BEGIN

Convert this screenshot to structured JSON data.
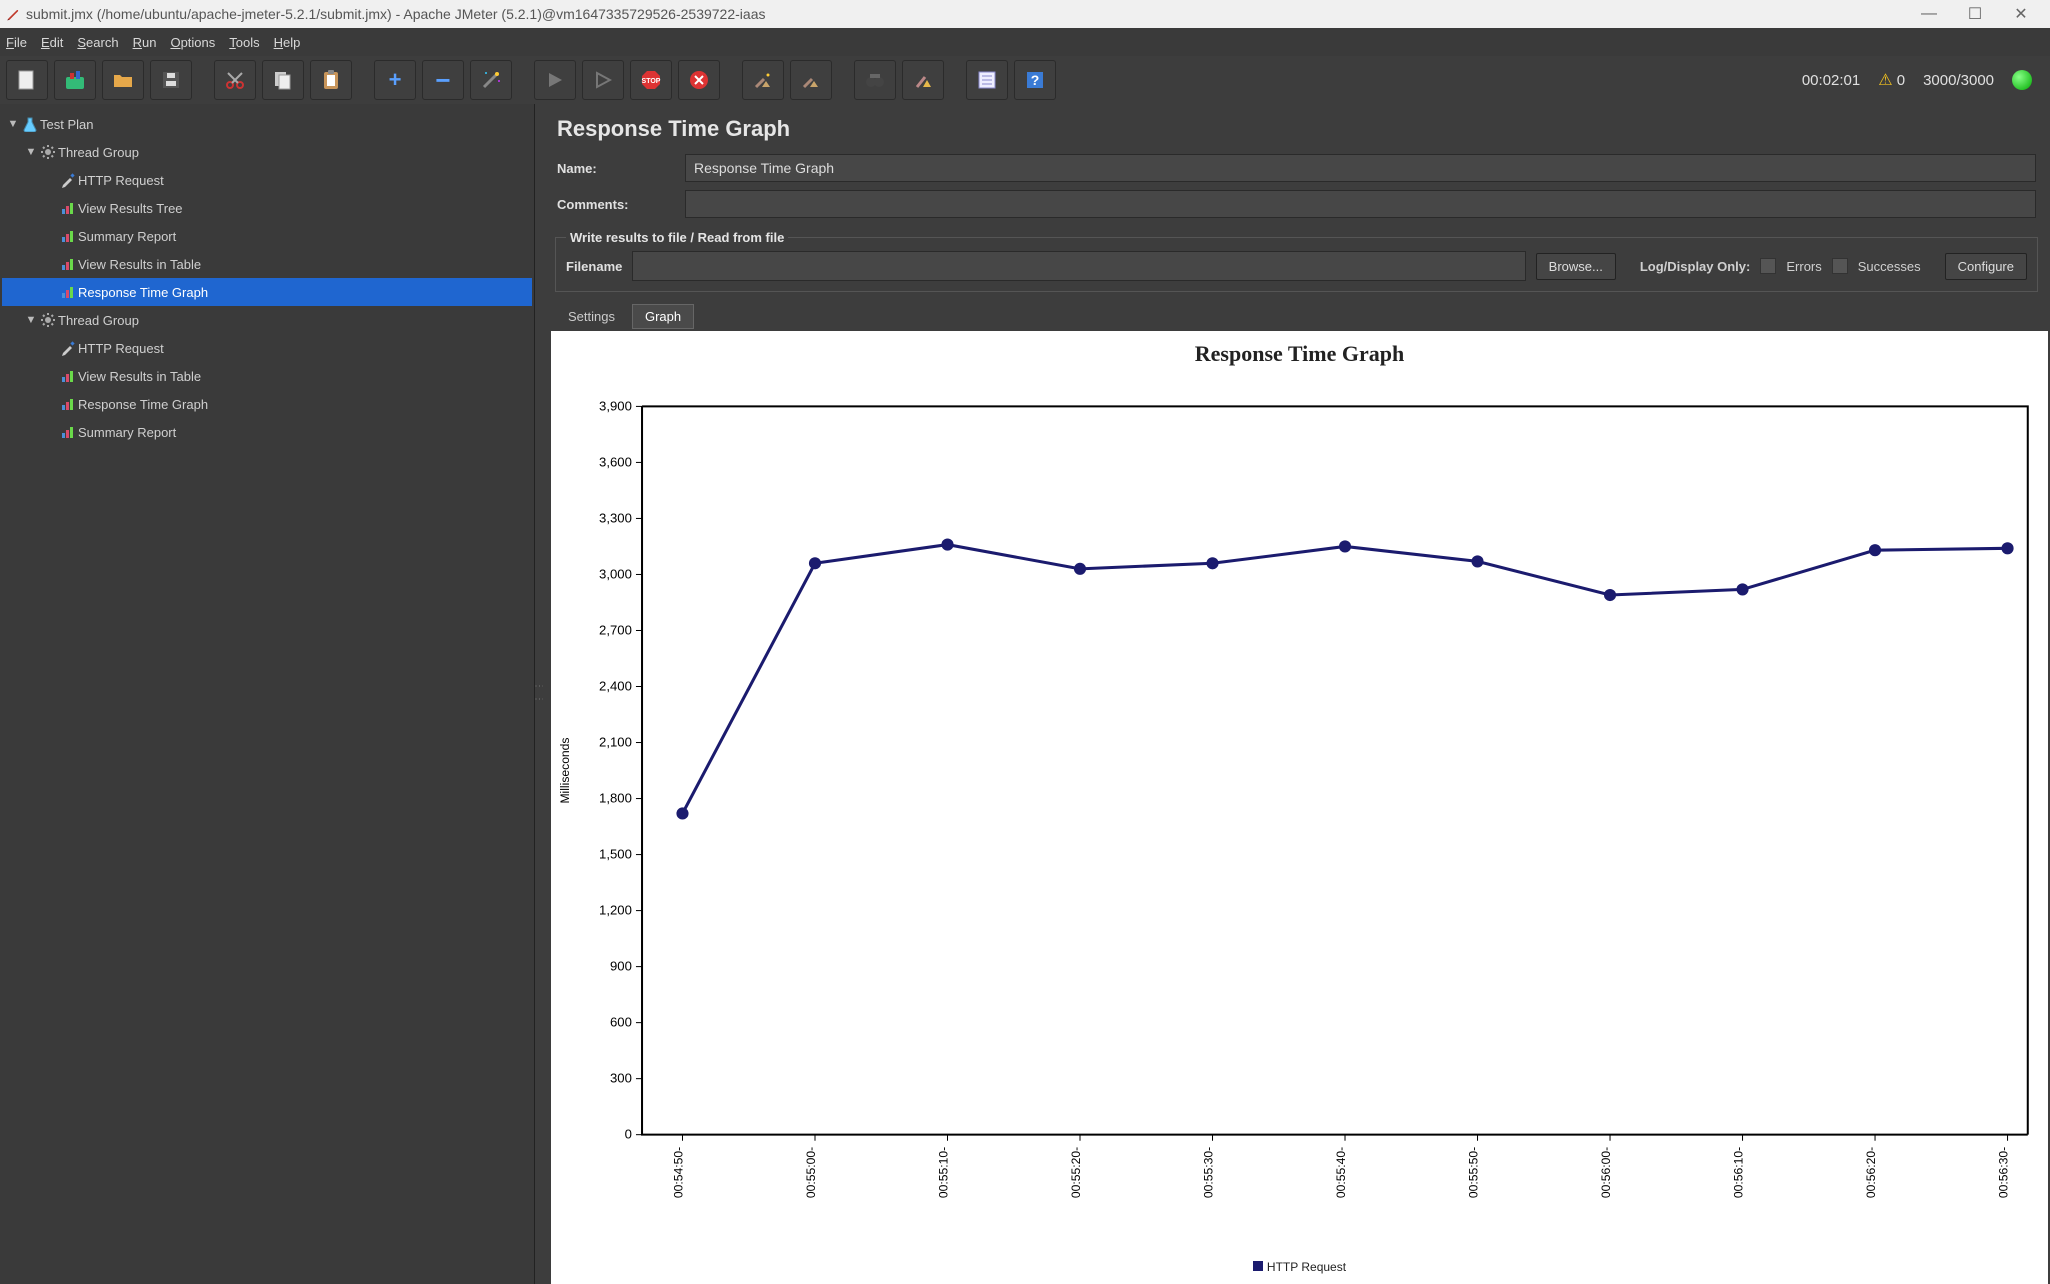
{
  "window": {
    "title": "submit.jmx (/home/ubuntu/apache-jmeter-5.2.1/submit.jmx) - Apache JMeter (5.2.1)@vm1647335729526-2539722-iaas"
  },
  "menu": {
    "file": "File",
    "edit": "Edit",
    "search": "Search",
    "run": "Run",
    "options": "Options",
    "tools": "Tools",
    "help": "Help"
  },
  "status": {
    "elapsed": "00:02:01",
    "warn_count": "0",
    "thread_count": "3000/3000"
  },
  "tree": [
    {
      "label": "Test Plan",
      "icon": "flask",
      "indent": 0,
      "expanded": true
    },
    {
      "label": "Thread Group",
      "icon": "gear",
      "indent": 1,
      "expanded": true
    },
    {
      "label": "HTTP Request",
      "icon": "pipette",
      "indent": 2
    },
    {
      "label": "View Results Tree",
      "icon": "chart",
      "indent": 2
    },
    {
      "label": "Summary Report",
      "icon": "chart",
      "indent": 2
    },
    {
      "label": "View Results in Table",
      "icon": "chart",
      "indent": 2
    },
    {
      "label": "Response Time Graph",
      "icon": "chart",
      "indent": 2,
      "selected": true
    },
    {
      "label": "Thread Group",
      "icon": "gear",
      "indent": 1,
      "expanded": true
    },
    {
      "label": "HTTP Request",
      "icon": "pipette",
      "indent": 2
    },
    {
      "label": "View Results in Table",
      "icon": "chart",
      "indent": 2
    },
    {
      "label": "Response Time Graph",
      "icon": "chart",
      "indent": 2
    },
    {
      "label": "Summary Report",
      "icon": "chart",
      "indent": 2
    }
  ],
  "panel": {
    "title": "Response Time Graph",
    "name_label": "Name:",
    "name_value": "Response Time Graph",
    "comments_label": "Comments:",
    "comments_value": "",
    "fileio_legend": "Write results to file / Read from file",
    "filename_label": "Filename",
    "filename_value": "",
    "browse_btn": "Browse...",
    "logdisplay_label": "Log/Display Only:",
    "errors_label": "Errors",
    "successes_label": "Successes",
    "configure_btn": "Configure"
  },
  "tabs": {
    "settings": "Settings",
    "graph": "Graph",
    "active": "graph"
  },
  "chart_data": {
    "type": "line",
    "title": "Response Time Graph",
    "xlabel": "",
    "ylabel": "Milliseconds",
    "ylim": [
      0,
      3900
    ],
    "yticks": [
      0,
      300,
      600,
      900,
      1200,
      1500,
      1800,
      2100,
      2400,
      2700,
      3000,
      3300,
      3600,
      3900
    ],
    "categories": [
      "00:54:50",
      "00:55:00",
      "00:55:10",
      "00:55:20",
      "00:55:30",
      "00:55:40",
      "00:55:50",
      "00:56:00",
      "00:56:10",
      "00:56:20",
      "00:56:30"
    ],
    "series": [
      {
        "name": "HTTP Request",
        "values": [
          1720,
          3060,
          3160,
          3030,
          3060,
          3150,
          3070,
          2890,
          2920,
          3130,
          3140
        ]
      }
    ],
    "legend_position": "bottom"
  }
}
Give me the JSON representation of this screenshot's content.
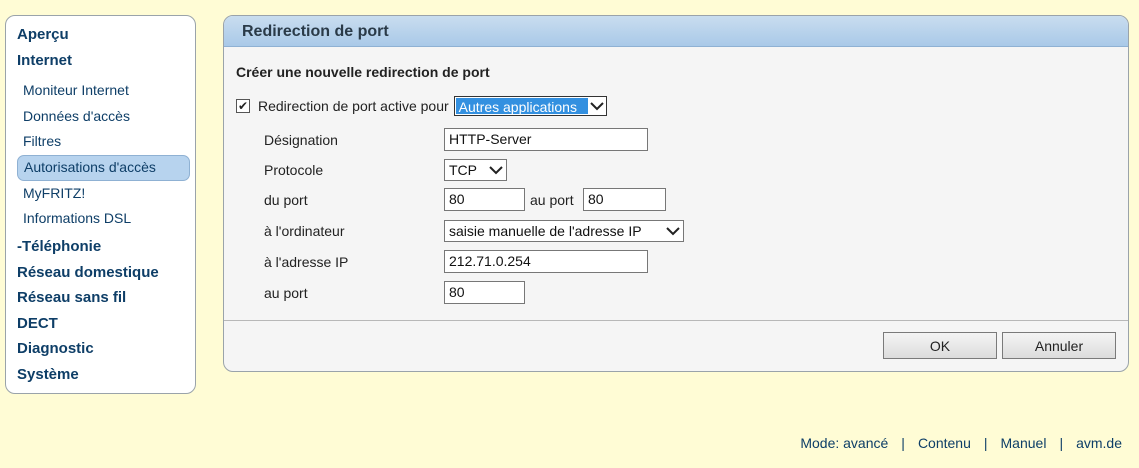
{
  "sidebar": {
    "items": [
      {
        "label": "Aperçu"
      },
      {
        "label": "Internet"
      },
      {
        "label": "Moniteur Internet"
      },
      {
        "label": "Données d'accès"
      },
      {
        "label": "Filtres"
      },
      {
        "label": "Autorisations d'accès"
      },
      {
        "label": "MyFRITZ!"
      },
      {
        "label": "Informations DSL"
      },
      {
        "label": "-Téléphonie"
      },
      {
        "label": "Réseau domestique"
      },
      {
        "label": "Réseau sans fil"
      },
      {
        "label": "DECT"
      },
      {
        "label": "Diagnostic"
      },
      {
        "label": "Système"
      }
    ]
  },
  "panel": {
    "title": "Redirection de port",
    "form_title": "Créer une nouvelle redirection de port",
    "active_checkbox": {
      "checked": true,
      "label": "Redirection de port active pour"
    },
    "application_select": {
      "value": "Autres applications"
    },
    "designation": {
      "label": "Désignation",
      "value": "HTTP-Server"
    },
    "protocol": {
      "label": "Protocole",
      "value": "TCP"
    },
    "from_port": {
      "label": "du port",
      "value": "80"
    },
    "to_port": {
      "label": "au port",
      "value": "80"
    },
    "computer": {
      "label": "à l'ordinateur",
      "value": "saisie manuelle de l'adresse IP"
    },
    "ip_address": {
      "label": "à l'adresse IP",
      "value": "212.71.0.254"
    },
    "dest_port": {
      "label": "au port",
      "value": "80"
    },
    "ok_label": "OK",
    "cancel_label": "Annuler"
  },
  "footer": {
    "mode": "Mode: avancé",
    "content": "Contenu",
    "manual": "Manuel",
    "site": "avm.de",
    "separator": "|"
  },
  "icons": {
    "checkbox": "check-icon",
    "dropdown": "chevron-down-icon"
  },
  "colors": {
    "page_background": "#fffcd5",
    "link": "#0e3e67",
    "header_blue": "#a9c9e8",
    "selection": "#3390e0",
    "active_nav": "#b7d3ee"
  }
}
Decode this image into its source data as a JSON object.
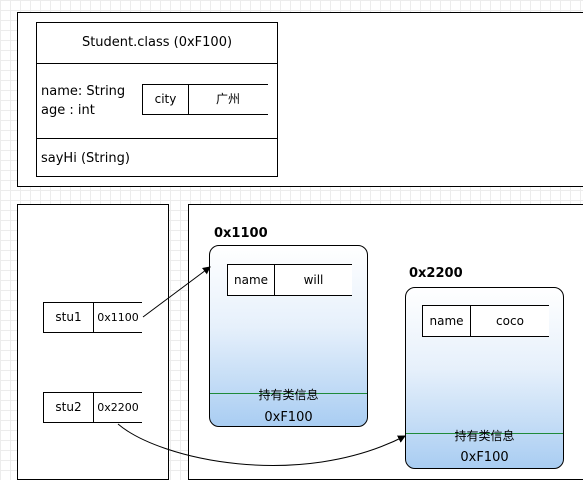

END

**Task to complete**. In the records above, find each line holding "Internet" and copy it.

**Answer to this task**.
        "label": "Internet"
        "label": "Moniteur Internet"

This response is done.